**INSTRUCTIONS FOR THE TASK**. Return all entries precisely as they stand, without the images.

**MATERIAL TO PROCESS**.
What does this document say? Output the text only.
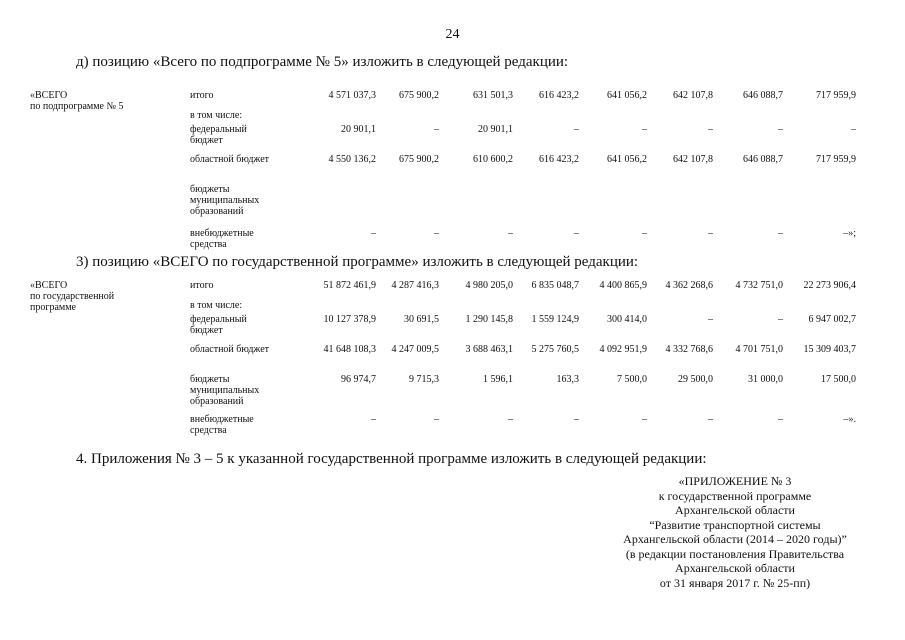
24
д) позицию «Всего по подпрограмме № 5» изложить в следующей редакции:
«ВСЕГО
по подпрограмме № 5	итого	4 571 037,3	675 900,2	631 501,3	616 423,2	641 056,2	642 107,8	646 088,7	717 959,9
	в том числе:								
	федеральный бюджет	20 901,1	–	20 901,1	–	–	–	–	–
	областной бюджет	4 550 136,2	675 900,2	610 600,2	616 423,2	641 056,2	642 107,8	646 088,7	717 959,9
	бюджеты муниципальных образований								
	внебюджетные средства	–	–	–	–	–	–	–	–»;
3) позицию «ВСЕГО по государственной программе» изложить в следующей редакции:
«ВСЕГО
по государственной
программе	итого	51 872 461,9	4 287 416,3	4 980 205,0	6 835 048,7	4 400 865,9	4 362 268,6	4 732 751,0	22 273 906,4
	в том числе:								
	федеральный бюджет	10 127 378,9	30 691,5	1 290 145,8	1 559 124,9	300 414,0	–	–	6 947 002,7
	областной бюджет	41 648 108,3	4 247 009,5	3 688 463,1	5 275 760,5	4 092 951,9	4 332 768,6	4 701 751,0	15 309 403,7
	бюджеты муниципальных образований	96 974,7	9 715,3	1 596,1	163,3	7 500,0	29 500,0	31 000,0	17 500,0
	внебюджетные средства	–	–	–	–	–	–	–	–».
4. Приложения № 3 – 5 к указанной государственной программе изложить в следующей редакции:
«ПРИЛОЖЕНИЕ № 3
к государственной программе
Архангельской области
“Развитие транспортной системы
Архангельской области (2014 – 2020 годы)”
(в редакции постановления Правительства
Архангельской области
от 31 января 2017 г. № 25-пп)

**SOLVED EXERCISE**.
What does this document say? Output the text only.
24
д) позицию «Всего по подпрограмме № 5» изложить в следующей редакции:
«ВСЕГО
по подпрограмме № 5	итого	4 571 037,3	675 900,2	631 501,3	616 423,2	641 056,2	642 107,8	646 088,7	717 959,9
	в том числе:								
	федеральный бюджет	20 901,1	–	20 901,1	–	–	–	–	–
	областной бюджет	4 550 136,2	675 900,2	610 600,2	616 423,2	641 056,2	642 107,8	646 088,7	717 959,9
	бюджеты муниципальных образований								
	внебюджетные средства	–	–	–	–	–	–	–	–»;
3) позицию «ВСЕГО по государственной программе» изложить в следующей редакции:
«ВСЕГО
по государственной
программе	итого	51 872 461,9	4 287 416,3	4 980 205,0	6 835 048,7	4 400 865,9	4 362 268,6	4 732 751,0	22 273 906,4
	в том числе:								
	федеральный бюджет	10 127 378,9	30 691,5	1 290 145,8	1 559 124,9	300 414,0	–	–	6 947 002,7
	областной бюджет	41 648 108,3	4 247 009,5	3 688 463,1	5 275 760,5	4 092 951,9	4 332 768,6	4 701 751,0	15 309 403,7
	бюджеты муниципальных образований	96 974,7	9 715,3	1 596,1	163,3	7 500,0	29 500,0	31 000,0	17 500,0
	внебюджетные средства	–	–	–	–	–	–	–	–».
4. Приложения № 3 – 5 к указанной государственной программе изложить в следующей редакции:
«ПРИЛОЖЕНИЕ № 3
к государственной программе
Архангельской области
“Развитие транспортной системы
Архангельской области (2014 – 2020 годы)”
(в редакции постановления Правительства
Архангельской области
от 31 января 2017 г. № 25-пп)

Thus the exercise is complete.